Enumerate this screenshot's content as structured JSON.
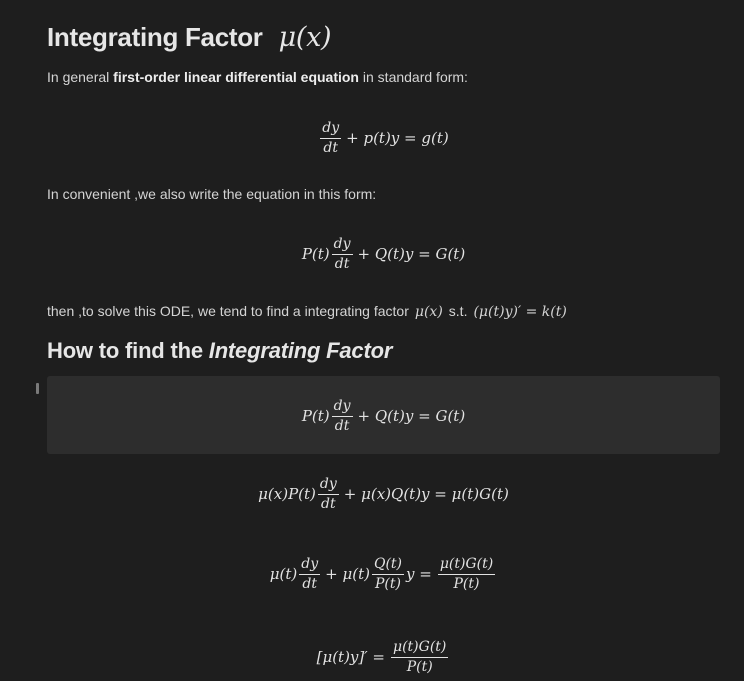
{
  "heading1": {
    "text": "Integrating Factor",
    "math": "μ(x)"
  },
  "para1": {
    "prefix": "In general ",
    "bold": "first-order linear differential equation",
    "suffix": " in standard form:"
  },
  "eq1": {
    "frac_num": "dy",
    "frac_den": "dt",
    "rest": "+ p(t)y = g(t)"
  },
  "para2": {
    "text": "In convenient ,we also write the equation in this form:"
  },
  "eq2": {
    "lead": "P(t)",
    "frac_num": "dy",
    "frac_den": "dt",
    "rest": "+ Q(t)y = G(t)"
  },
  "para3": {
    "text": "then ,to solve this ODE, we tend to find a integrating factor",
    "math1": "μ(x)",
    "st": "s.t.",
    "math2": "(μ(t)y)′ = k(t)"
  },
  "heading2": {
    "text": "How to find the ",
    "italic": "Integrating Factor"
  },
  "eq3": {
    "lead": "P(t)",
    "frac_num": "dy",
    "frac_den": "dt",
    "rest": "+ Q(t)y = G(t)"
  },
  "eq4": {
    "lead": "μ(x)P(t)",
    "frac_num": "dy",
    "frac_den": "dt",
    "rest": "+ μ(x)Q(t)y = μ(t)G(t)"
  },
  "eq5": {
    "lead": "μ(t)",
    "frac1_num": "dy",
    "frac1_den": "dt",
    "mid": "+ μ(t)",
    "frac2_num": "Q(t)",
    "frac2_den": "P(t)",
    "after": "y =",
    "frac3_num": "μ(t)G(t)",
    "frac3_den": "P(t)"
  },
  "eq6": {
    "lead": "[μ(t)y]′ =",
    "frac_num": "μ(t)G(t)",
    "frac_den": "P(t)"
  },
  "colors": {
    "background": "#1e1e1e",
    "highlight": "#2d2d2d",
    "text": "#dadada"
  }
}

Exercise prompt: The material above holds pictures; copy everything else in it exactly.

Task response:
Enumerate this screenshot's content as structured JSON.
{
  "heading1": {
    "text": "Integrating Factor",
    "math": "μ(x)"
  },
  "para1": {
    "prefix": "In general ",
    "bold": "first-order linear differential equation",
    "suffix": " in standard form:"
  },
  "eq1": {
    "frac_num": "dy",
    "frac_den": "dt",
    "rest": "+ p(t)y = g(t)"
  },
  "para2": {
    "text": "In convenient ,we also write the equation in this form:"
  },
  "eq2": {
    "lead": "P(t)",
    "frac_num": "dy",
    "frac_den": "dt",
    "rest": "+ Q(t)y = G(t)"
  },
  "para3": {
    "text": "then ,to solve this ODE, we tend to find a integrating factor",
    "math1": "μ(x)",
    "st": "s.t.",
    "math2": "(μ(t)y)′ = k(t)"
  },
  "heading2": {
    "text": "How to find the ",
    "italic": "Integrating Factor"
  },
  "eq3": {
    "lead": "P(t)",
    "frac_num": "dy",
    "frac_den": "dt",
    "rest": "+ Q(t)y = G(t)"
  },
  "eq4": {
    "lead": "μ(x)P(t)",
    "frac_num": "dy",
    "frac_den": "dt",
    "rest": "+ μ(x)Q(t)y = μ(t)G(t)"
  },
  "eq5": {
    "lead": "μ(t)",
    "frac1_num": "dy",
    "frac1_den": "dt",
    "mid": "+ μ(t)",
    "frac2_num": "Q(t)",
    "frac2_den": "P(t)",
    "after": "y =",
    "frac3_num": "μ(t)G(t)",
    "frac3_den": "P(t)"
  },
  "eq6": {
    "lead": "[μ(t)y]′ =",
    "frac_num": "μ(t)G(t)",
    "frac_den": "P(t)"
  },
  "colors": {
    "background": "#1e1e1e",
    "highlight": "#2d2d2d",
    "text": "#dadada"
  }
}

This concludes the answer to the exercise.